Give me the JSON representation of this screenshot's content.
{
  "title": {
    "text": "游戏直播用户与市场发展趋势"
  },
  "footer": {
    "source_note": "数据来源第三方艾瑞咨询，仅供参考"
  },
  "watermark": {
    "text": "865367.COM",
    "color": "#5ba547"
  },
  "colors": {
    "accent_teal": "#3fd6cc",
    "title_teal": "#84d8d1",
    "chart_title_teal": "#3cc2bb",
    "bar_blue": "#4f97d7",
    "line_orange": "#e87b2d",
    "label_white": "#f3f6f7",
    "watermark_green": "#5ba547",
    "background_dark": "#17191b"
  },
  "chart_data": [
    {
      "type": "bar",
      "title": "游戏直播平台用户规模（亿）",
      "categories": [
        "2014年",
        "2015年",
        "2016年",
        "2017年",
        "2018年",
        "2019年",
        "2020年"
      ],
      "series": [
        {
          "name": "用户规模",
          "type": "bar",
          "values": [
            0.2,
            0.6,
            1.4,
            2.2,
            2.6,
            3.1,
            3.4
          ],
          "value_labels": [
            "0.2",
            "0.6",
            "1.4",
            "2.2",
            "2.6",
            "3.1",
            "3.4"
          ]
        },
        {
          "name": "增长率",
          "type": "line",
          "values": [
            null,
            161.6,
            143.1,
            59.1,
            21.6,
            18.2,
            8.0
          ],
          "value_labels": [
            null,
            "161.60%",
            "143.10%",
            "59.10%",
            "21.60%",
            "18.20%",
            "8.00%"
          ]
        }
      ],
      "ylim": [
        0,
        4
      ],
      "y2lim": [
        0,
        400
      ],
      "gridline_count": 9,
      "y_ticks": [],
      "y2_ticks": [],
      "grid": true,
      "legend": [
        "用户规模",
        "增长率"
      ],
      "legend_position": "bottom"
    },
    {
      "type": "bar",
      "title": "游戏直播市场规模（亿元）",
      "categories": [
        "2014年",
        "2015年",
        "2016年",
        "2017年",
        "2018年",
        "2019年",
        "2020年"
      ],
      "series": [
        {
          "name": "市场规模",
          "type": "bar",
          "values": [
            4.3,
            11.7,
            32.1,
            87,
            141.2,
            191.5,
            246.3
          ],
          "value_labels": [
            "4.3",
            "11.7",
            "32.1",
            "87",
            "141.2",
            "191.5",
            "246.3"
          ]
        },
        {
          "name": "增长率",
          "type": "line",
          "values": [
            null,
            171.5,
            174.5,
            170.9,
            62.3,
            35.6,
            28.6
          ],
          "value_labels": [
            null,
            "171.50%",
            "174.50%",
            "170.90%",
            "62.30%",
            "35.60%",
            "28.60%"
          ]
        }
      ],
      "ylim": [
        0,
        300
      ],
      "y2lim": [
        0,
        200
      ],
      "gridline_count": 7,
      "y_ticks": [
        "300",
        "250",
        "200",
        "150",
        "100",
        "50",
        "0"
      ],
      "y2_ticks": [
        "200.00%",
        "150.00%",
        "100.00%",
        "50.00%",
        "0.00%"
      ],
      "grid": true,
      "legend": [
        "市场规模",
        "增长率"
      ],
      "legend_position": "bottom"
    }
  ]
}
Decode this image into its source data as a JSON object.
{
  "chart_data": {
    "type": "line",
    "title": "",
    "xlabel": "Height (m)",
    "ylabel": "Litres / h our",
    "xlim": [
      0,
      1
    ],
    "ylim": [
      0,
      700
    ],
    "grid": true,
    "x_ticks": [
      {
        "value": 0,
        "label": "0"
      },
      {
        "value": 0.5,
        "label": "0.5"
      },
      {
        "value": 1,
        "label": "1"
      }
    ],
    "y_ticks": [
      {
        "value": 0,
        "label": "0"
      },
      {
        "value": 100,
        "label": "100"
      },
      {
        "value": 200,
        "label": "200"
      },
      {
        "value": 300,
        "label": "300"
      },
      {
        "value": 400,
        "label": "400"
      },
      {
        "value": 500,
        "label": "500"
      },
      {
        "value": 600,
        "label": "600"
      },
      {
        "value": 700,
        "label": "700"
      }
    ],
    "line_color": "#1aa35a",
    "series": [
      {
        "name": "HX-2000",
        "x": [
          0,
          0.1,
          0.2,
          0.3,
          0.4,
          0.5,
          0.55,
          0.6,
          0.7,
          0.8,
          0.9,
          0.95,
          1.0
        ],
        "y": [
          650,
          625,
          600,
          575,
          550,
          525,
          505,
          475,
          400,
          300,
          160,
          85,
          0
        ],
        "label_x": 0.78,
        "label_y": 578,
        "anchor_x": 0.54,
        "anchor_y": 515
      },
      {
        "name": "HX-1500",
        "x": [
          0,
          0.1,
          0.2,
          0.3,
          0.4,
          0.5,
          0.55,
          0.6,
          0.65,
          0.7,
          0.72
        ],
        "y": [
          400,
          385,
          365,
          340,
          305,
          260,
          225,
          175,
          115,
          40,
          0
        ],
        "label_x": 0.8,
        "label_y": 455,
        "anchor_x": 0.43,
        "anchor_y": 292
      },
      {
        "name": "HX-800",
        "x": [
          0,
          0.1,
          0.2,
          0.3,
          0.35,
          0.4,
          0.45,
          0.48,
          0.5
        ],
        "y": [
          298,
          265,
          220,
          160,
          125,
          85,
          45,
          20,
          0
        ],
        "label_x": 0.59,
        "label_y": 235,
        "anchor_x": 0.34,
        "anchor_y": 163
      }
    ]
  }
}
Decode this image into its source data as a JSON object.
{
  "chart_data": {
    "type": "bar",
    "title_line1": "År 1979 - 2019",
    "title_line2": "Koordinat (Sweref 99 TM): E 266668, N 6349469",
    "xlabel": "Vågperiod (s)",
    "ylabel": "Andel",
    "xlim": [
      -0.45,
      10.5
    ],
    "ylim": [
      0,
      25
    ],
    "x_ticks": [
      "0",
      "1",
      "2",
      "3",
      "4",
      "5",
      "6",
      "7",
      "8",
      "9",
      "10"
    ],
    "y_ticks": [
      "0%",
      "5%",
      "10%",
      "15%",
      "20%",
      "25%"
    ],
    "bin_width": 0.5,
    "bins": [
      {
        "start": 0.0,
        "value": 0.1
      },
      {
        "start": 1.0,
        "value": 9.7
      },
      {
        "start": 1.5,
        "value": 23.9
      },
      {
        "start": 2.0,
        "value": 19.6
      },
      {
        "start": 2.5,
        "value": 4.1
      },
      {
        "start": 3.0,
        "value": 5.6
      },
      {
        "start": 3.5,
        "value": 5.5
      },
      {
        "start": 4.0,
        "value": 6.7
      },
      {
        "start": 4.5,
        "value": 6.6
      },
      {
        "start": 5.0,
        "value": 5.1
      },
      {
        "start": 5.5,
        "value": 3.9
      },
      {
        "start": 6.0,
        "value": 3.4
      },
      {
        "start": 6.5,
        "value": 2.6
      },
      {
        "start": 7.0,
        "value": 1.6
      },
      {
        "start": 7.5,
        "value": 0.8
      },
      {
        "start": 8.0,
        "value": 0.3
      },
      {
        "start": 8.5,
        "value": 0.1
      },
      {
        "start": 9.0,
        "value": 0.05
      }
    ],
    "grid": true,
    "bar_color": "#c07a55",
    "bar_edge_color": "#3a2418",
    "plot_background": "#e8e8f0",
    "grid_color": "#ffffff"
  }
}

..........

== Instructions to follow ==
Write out all the data again, exactly as it appears.

== Task solution ==
Give me the JSON representation of this screenshot's content.
{
  "title": {
    "text": "游戏直播用户与市场发展趋势"
  },
  "footer": {
    "source_note": "数据来源第三方艾瑞咨询，仅供参考"
  },
  "watermark": {
    "text": "865367.COM",
    "color": "#5ba547"
  },
  "colors": {
    "accent_teal": "#3fd6cc",
    "title_teal": "#84d8d1",
    "chart_title_teal": "#3cc2bb",
    "bar_blue": "#4f97d7",
    "line_orange": "#e87b2d",
    "label_white": "#f3f6f7",
    "watermark_green": "#5ba547",
    "background_dark": "#17191b"
  },
  "chart_data": [
    {
      "type": "bar",
      "title": "游戏直播平台用户规模（亿）",
      "categories": [
        "2014年",
        "2015年",
        "2016年",
        "2017年",
        "2018年",
        "2019年",
        "2020年"
      ],
      "series": [
        {
          "name": "用户规模",
          "type": "bar",
          "values": [
            0.2,
            0.6,
            1.4,
            2.2,
            2.6,
            3.1,
            3.4
          ],
          "value_labels": [
            "0.2",
            "0.6",
            "1.4",
            "2.2",
            "2.6",
            "3.1",
            "3.4"
          ]
        },
        {
          "name": "增长率",
          "type": "line",
          "values": [
            null,
            161.6,
            143.1,
            59.1,
            21.6,
            18.2,
            8.0
          ],
          "value_labels": [
            null,
            "161.60%",
            "143.10%",
            "59.10%",
            "21.60%",
            "18.20%",
            "8.00%"
          ]
        }
      ],
      "ylim": [
        0,
        4
      ],
      "y2lim": [
        0,
        400
      ],
      "gridline_count": 9,
      "y_ticks": [],
      "y2_ticks": [],
      "grid": true,
      "legend": [
        "用户规模",
        "增长率"
      ],
      "legend_position": "bottom"
    },
    {
      "type": "bar",
      "title": "游戏直播市场规模（亿元）",
      "categories": [
        "2014年",
        "2015年",
        "2016年",
        "2017年",
        "2018年",
        "2019年",
        "2020年"
      ],
      "series": [
        {
          "name": "市场规模",
          "type": "bar",
          "values": [
            4.3,
            11.7,
            32.1,
            87,
            141.2,
            191.5,
            246.3
          ],
          "value_labels": [
            "4.3",
            "11.7",
            "32.1",
            "87",
            "141.2",
            "191.5",
            "246.3"
          ]
        },
        {
          "name": "增长率",
          "type": "line",
          "values": [
            null,
            171.5,
            174.5,
            170.9,
            62.3,
            35.6,
            28.6
          ],
          "value_labels": [
            null,
            "171.50%",
            "174.50%",
            "170.90%",
            "62.30%",
            "35.60%",
            "28.60%"
          ]
        }
      ],
      "ylim": [
        0,
        300
      ],
      "y2lim": [
        0,
        200
      ],
      "gridline_count": 7,
      "y_ticks": [
        "300",
        "250",
        "200",
        "150",
        "100",
        "50",
        "0"
      ],
      "y2_ticks": [
        "200.00%",
        "150.00%",
        "100.00%",
        "50.00%",
        "0.00%"
      ],
      "grid": true,
      "legend": [
        "市场规模",
        "增长率"
      ],
      "legend_position": "bottom"
    }
  ]
}
Decode this image into its source data as a JSON object.
{
  "chart_data": {
    "type": "line",
    "title": "",
    "xlabel": "Height (m)",
    "ylabel": "Litres / h our",
    "xlim": [
      0,
      1
    ],
    "ylim": [
      0,
      700
    ],
    "grid": true,
    "x_ticks": [
      {
        "value": 0,
        "label": "0"
      },
      {
        "value": 0.5,
        "label": "0.5"
      },
      {
        "value": 1,
        "label": "1"
      }
    ],
    "y_ticks": [
      {
        "value": 0,
        "label": "0"
      },
      {
        "value": 100,
        "label": "100"
      },
      {
        "value": 200,
        "label": "200"
      },
      {
        "value": 300,
        "label": "300"
      },
      {
        "value": 400,
        "label": "400"
      },
      {
        "value": 500,
        "label": "500"
      },
      {
        "value": 600,
        "label": "600"
      },
      {
        "value": 700,
        "label": "700"
      }
    ],
    "line_color": "#1aa35a",
    "series": [
      {
        "name": "HX-2000",
        "x": [
          0,
          0.1,
          0.2,
          0.3,
          0.4,
          0.5,
          0.55,
          0.6,
          0.7,
          0.8,
          0.9,
          0.95,
          1.0
        ],
        "y": [
          650,
          625,
          600,
          575,
          550,
          525,
          505,
          475,
          400,
          300,
          160,
          85,
          0
        ],
        "label_x": 0.78,
        "label_y": 578,
        "anchor_x": 0.54,
        "anchor_y": 515
      },
      {
        "name": "HX-1500",
        "x": [
          0,
          0.1,
          0.2,
          0.3,
          0.4,
          0.5,
          0.55,
          0.6,
          0.65,
          0.7,
          0.72
        ],
        "y": [
          400,
          385,
          365,
          340,
          305,
          260,
          225,
          175,
          115,
          40,
          0
        ],
        "label_x": 0.8,
        "label_y": 455,
        "anchor_x": 0.43,
        "anchor_y": 292
      },
      {
        "name": "HX-800",
        "x": [
          0,
          0.1,
          0.2,
          0.3,
          0.35,
          0.4,
          0.45,
          0.48,
          0.5
        ],
        "y": [
          298,
          265,
          220,
          160,
          125,
          85,
          45,
          20,
          0
        ],
        "label_x": 0.59,
        "label_y": 235,
        "anchor_x": 0.34,
        "anchor_y": 163
      }
    ]
  }
}
Decode this image into its source data as a JSON object.
{
  "chart_data": {
    "type": "bar",
    "title_line1": "År 1979 - 2019",
    "title_line2": "Koordinat (Sweref 99 TM): E 266668, N 6349469",
    "xlabel": "Vågperiod (s)",
    "ylabel": "Andel",
    "xlim": [
      -0.45,
      10.5
    ],
    "ylim": [
      0,
      25
    ],
    "x_ticks": [
      "0",
      "1",
      "2",
      "3",
      "4",
      "5",
      "6",
      "7",
      "8",
      "9",
      "10"
    ],
    "y_ticks": [
      "0%",
      "5%",
      "10%",
      "15%",
      "20%",
      "25%"
    ],
    "bin_width": 0.5,
    "bins": [
      {
        "start": 0.0,
        "value": 0.1
      },
      {
        "start": 1.0,
        "value": 9.7
      },
      {
        "start": 1.5,
        "value": 23.9
      },
      {
        "start": 2.0,
        "value": 19.6
      },
      {
        "start": 2.5,
        "value": 4.1
      },
      {
        "start": 3.0,
        "value": 5.6
      },
      {
        "start": 3.5,
        "value": 5.5
      },
      {
        "start": 4.0,
        "value": 6.7
      },
      {
        "start": 4.5,
        "value": 6.6
      },
      {
        "start": 5.0,
        "value": 5.1
      },
      {
        "start": 5.5,
        "value": 3.9
      },
      {
        "start": 6.0,
        "value": 3.4
      },
      {
        "start": 6.5,
        "value": 2.6
      },
      {
        "start": 7.0,
        "value": 1.6
      },
      {
        "start": 7.5,
        "value": 0.8
      },
      {
        "start": 8.0,
        "value": 0.3
      },
      {
        "start": 8.5,
        "value": 0.1
      },
      {
        "start": 9.0,
        "value": 0.05
      }
    ],
    "grid": true,
    "bar_color": "#c07a55",
    "bar_edge_color": "#3a2418",
    "plot_background": "#e8e8f0",
    "grid_color": "#ffffff"
  }
}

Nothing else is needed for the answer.